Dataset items

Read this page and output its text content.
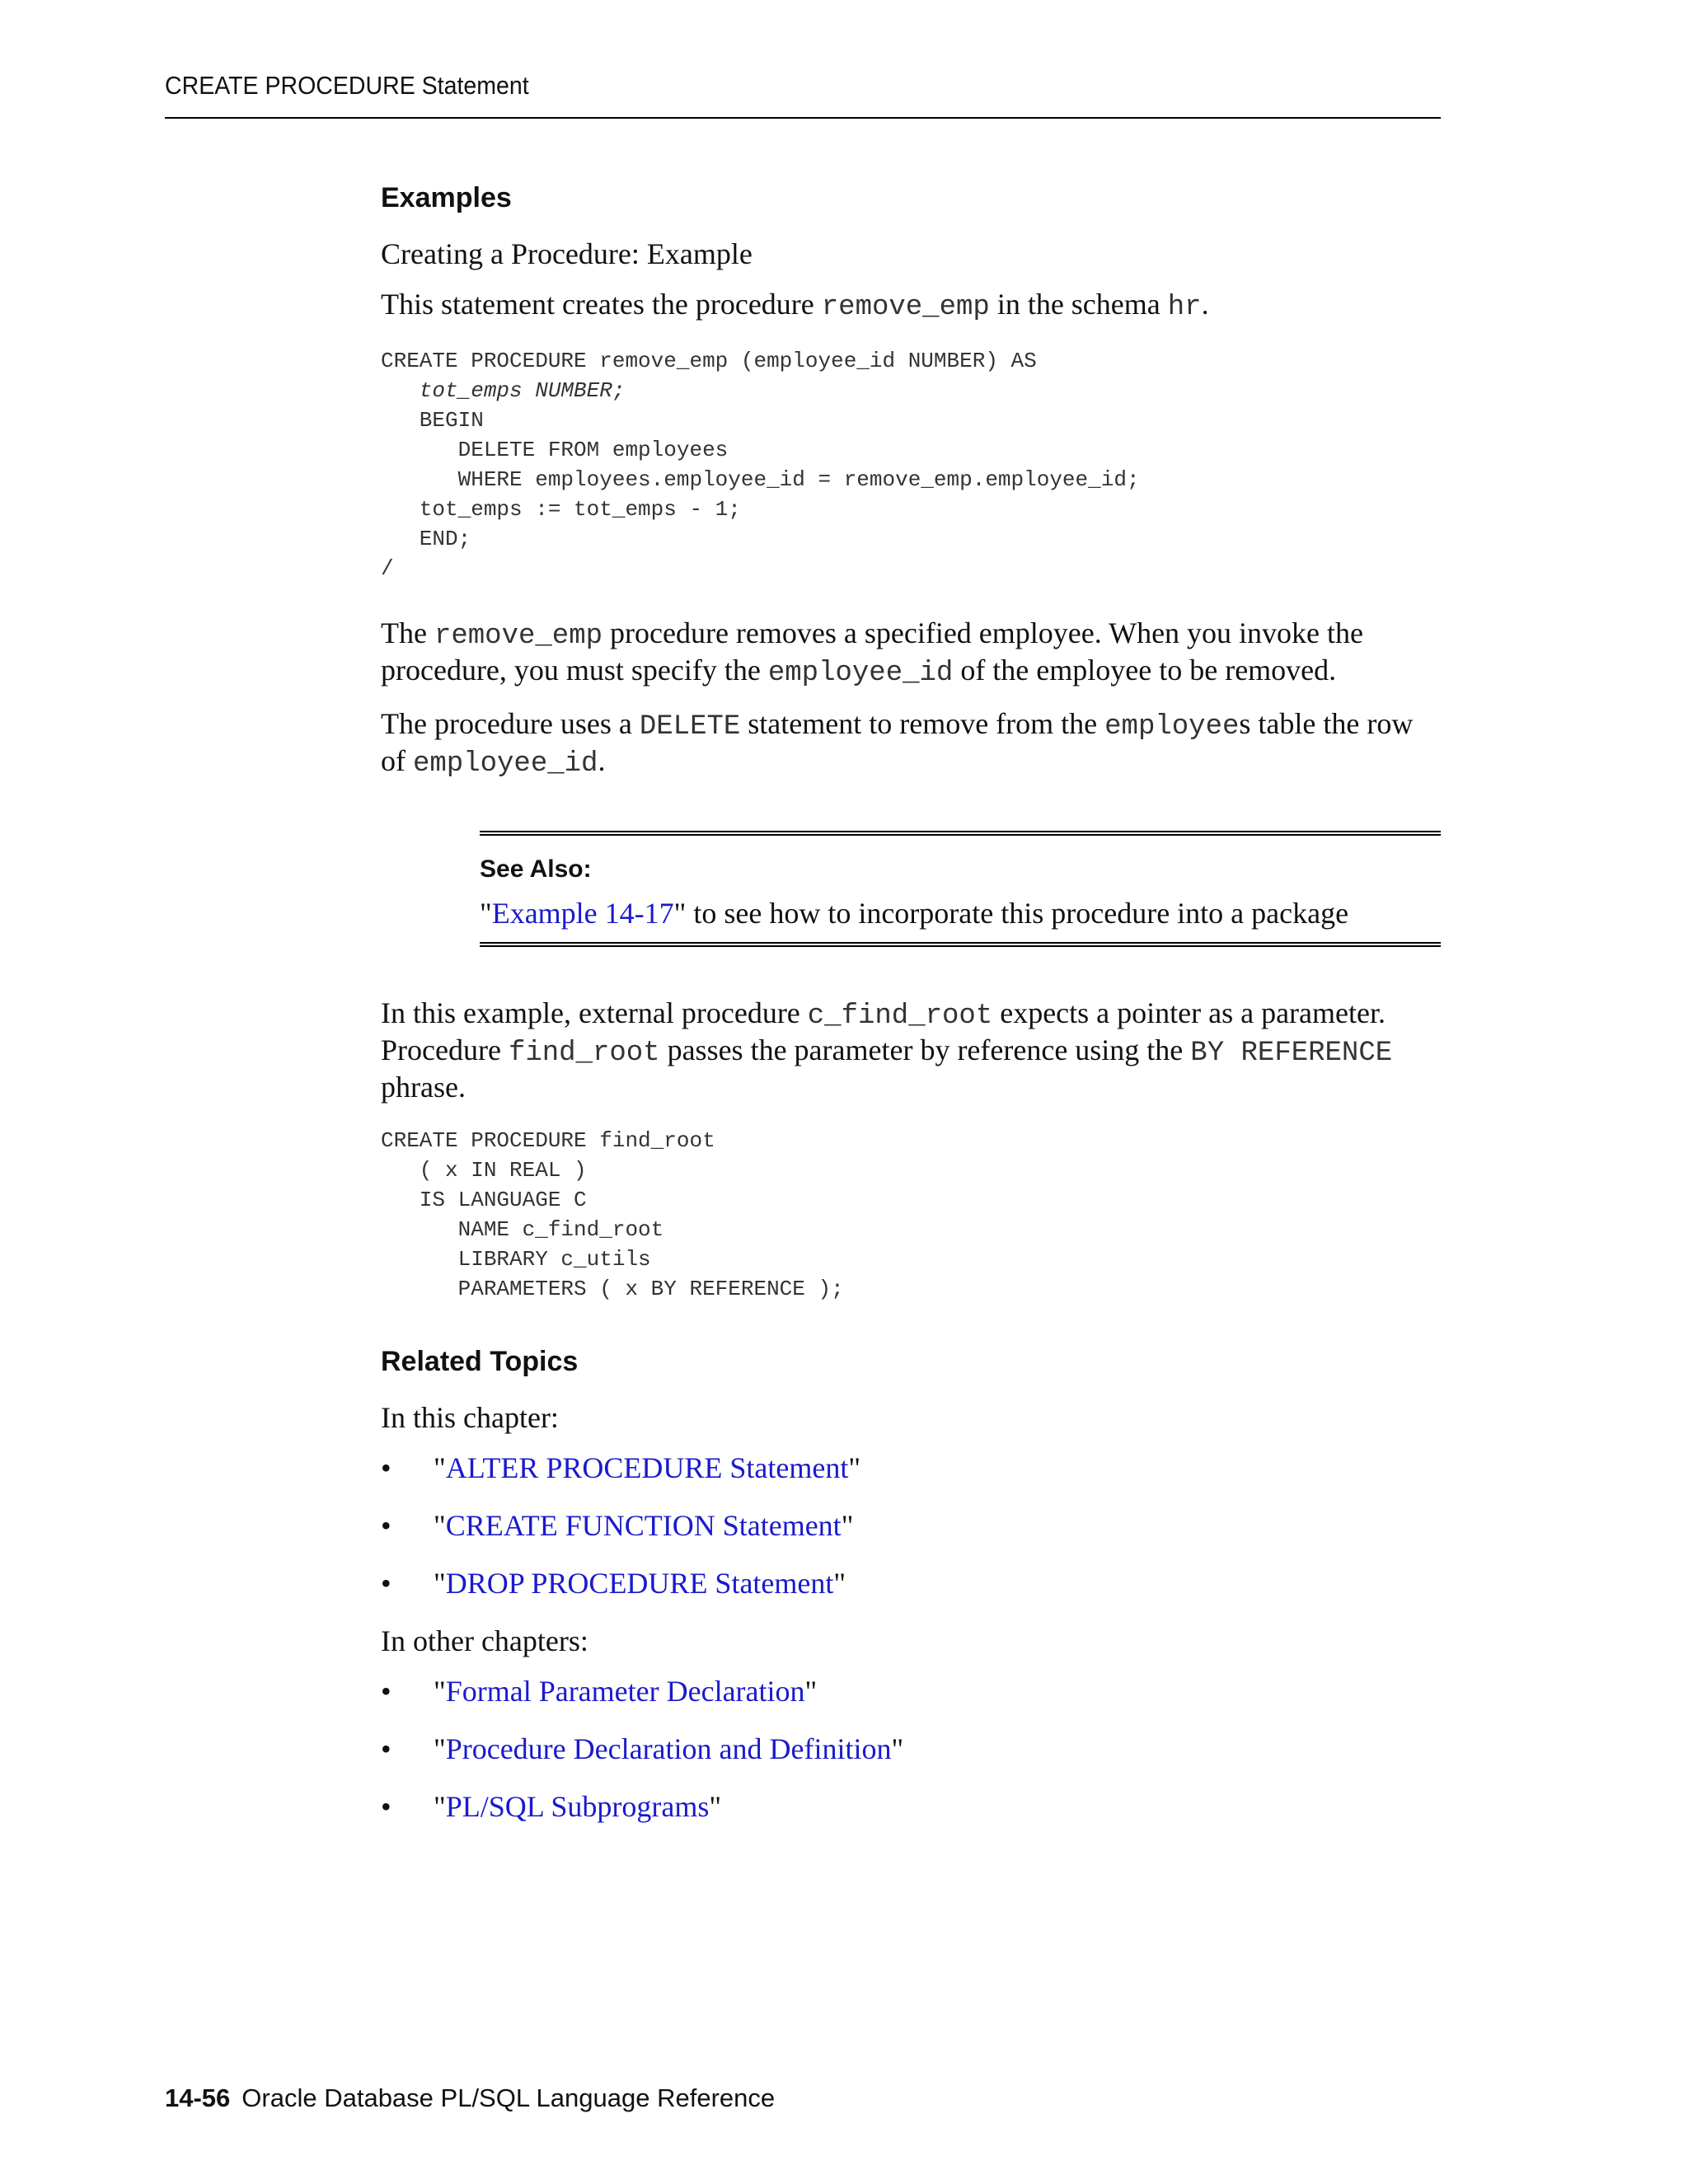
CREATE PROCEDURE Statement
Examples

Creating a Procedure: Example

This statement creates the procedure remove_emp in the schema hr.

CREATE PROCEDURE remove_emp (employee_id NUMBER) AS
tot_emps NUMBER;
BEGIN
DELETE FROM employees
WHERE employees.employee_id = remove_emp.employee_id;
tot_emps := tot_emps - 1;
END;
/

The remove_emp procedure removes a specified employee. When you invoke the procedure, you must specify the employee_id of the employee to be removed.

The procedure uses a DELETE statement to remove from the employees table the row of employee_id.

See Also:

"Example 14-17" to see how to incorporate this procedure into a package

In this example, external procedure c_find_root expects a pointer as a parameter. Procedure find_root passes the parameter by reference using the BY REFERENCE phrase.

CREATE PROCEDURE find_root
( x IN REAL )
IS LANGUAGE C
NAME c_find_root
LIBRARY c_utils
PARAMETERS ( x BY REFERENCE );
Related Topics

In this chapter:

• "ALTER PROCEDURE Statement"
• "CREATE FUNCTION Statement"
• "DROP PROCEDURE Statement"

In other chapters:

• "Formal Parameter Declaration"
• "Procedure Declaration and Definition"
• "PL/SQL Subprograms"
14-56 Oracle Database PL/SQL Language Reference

WORK INSTRUCTIONS -> Reproduce the whole listing word for word, setting aside any pictures.

CORRECT OUTPUT ->
Read this page and output its text content.
CREATE PROCEDURE Statement
Examples

Creating a Procedure: Example

This statement creates the procedure remove_emp in the schema hr.

CREATE PROCEDURE remove_emp (employee_id NUMBER) AS
tot_emps NUMBER;
BEGIN
DELETE FROM employees
WHERE employees.employee_id = remove_emp.employee_id;
tot_emps := tot_emps - 1;
END;
/

The remove_emp procedure removes a specified employee. When you invoke the procedure, you must specify the employee_id of the employee to be removed.

The procedure uses a DELETE statement to remove from the employees table the row of employee_id.

See Also:

"Example 14-17" to see how to incorporate this procedure into a package

In this example, external procedure c_find_root expects a pointer as a parameter. Procedure find_root passes the parameter by reference using the BY REFERENCE phrase.

CREATE PROCEDURE find_root
( x IN REAL )
IS LANGUAGE C
NAME c_find_root
LIBRARY c_utils
PARAMETERS ( x BY REFERENCE );
Related Topics

In this chapter:

• "ALTER PROCEDURE Statement"
• "CREATE FUNCTION Statement"
• "DROP PROCEDURE Statement"

In other chapters:

• "Formal Parameter Declaration"
• "Procedure Declaration and Definition"
• "PL/SQL Subprograms"
14-56 Oracle Database PL/SQL Language Reference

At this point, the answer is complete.